• Brief: Word for word, print each line of the listing below; pictures stay out.

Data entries
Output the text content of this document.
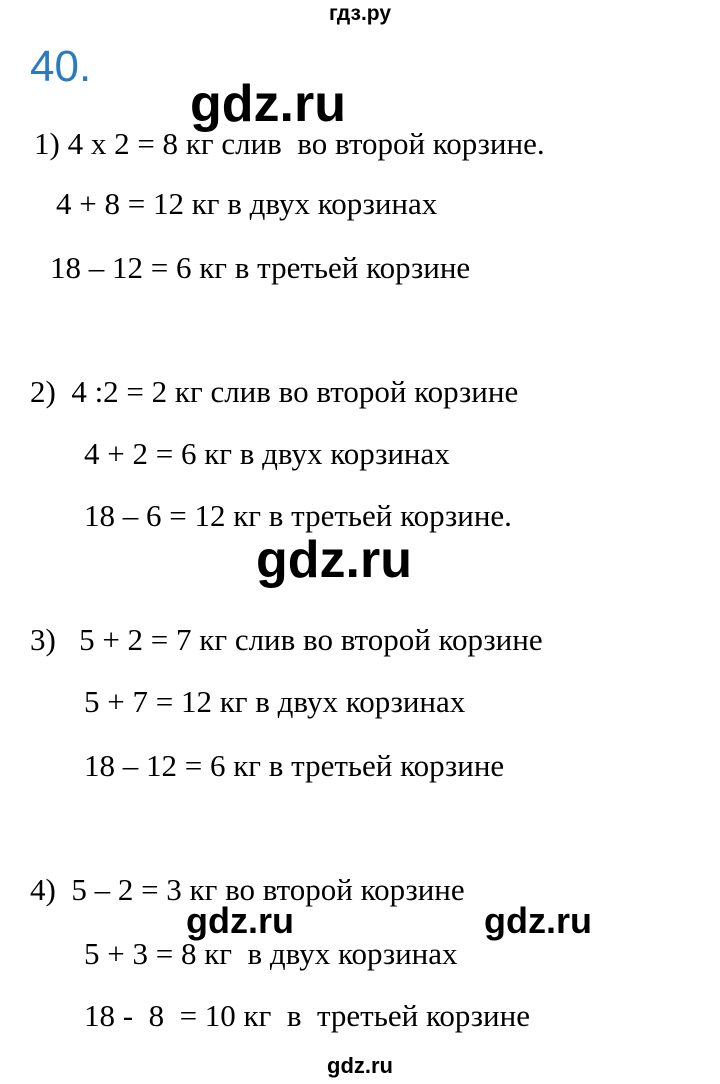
гдз.ру
40.
gdz.ru
1) 4 х 2 = 8 кг слив  во второй корзине.
4 + 8 = 12 кг в двух корзинах
18 – 12 = 6 кг в третьей корзине
2)  4 :2 = 2 кг слив во второй корзине
4 + 2 = 6 кг в двух корзинах
18 – 6 = 12 кг в третьей корзине.
gdz.ru
3)   5 + 2 = 7 кг слив во второй корзине
5 + 7 = 12 кг в двух корзинах
18 – 12 = 6 кг в третьей корзине
4)  5 – 2 = 3 кг во второй корзине
gdz.ru	gdz.ru
5 + 3 = 8 кг  в двух корзинах
18 -  8  = 10 кг  в  третьей корзине
gdz.ru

• Solution to this problem:
Output the text content of this document.
гдз.ру
40.
gdz.ru
1) 4 х 2 = 8 кг слив  во второй корзине.
4 + 8 = 12 кг в двух корзинах
18 – 12 = 6 кг в третьей корзине
2)  4 :2 = 2 кг слив во второй корзине
4 + 2 = 6 кг в двух корзинах
18 – 6 = 12 кг в третьей корзине.
gdz.ru
3)   5 + 2 = 7 кг слив во второй корзине
5 + 7 = 12 кг в двух корзинах
18 – 12 = 6 кг в третьей корзине
4)  5 – 2 = 3 кг во второй корзине
gdz.ru	gdz.ru
5 + 3 = 8 кг  в двух корзинах
18 -  8  = 10 кг  в  третьей корзине
gdz.ru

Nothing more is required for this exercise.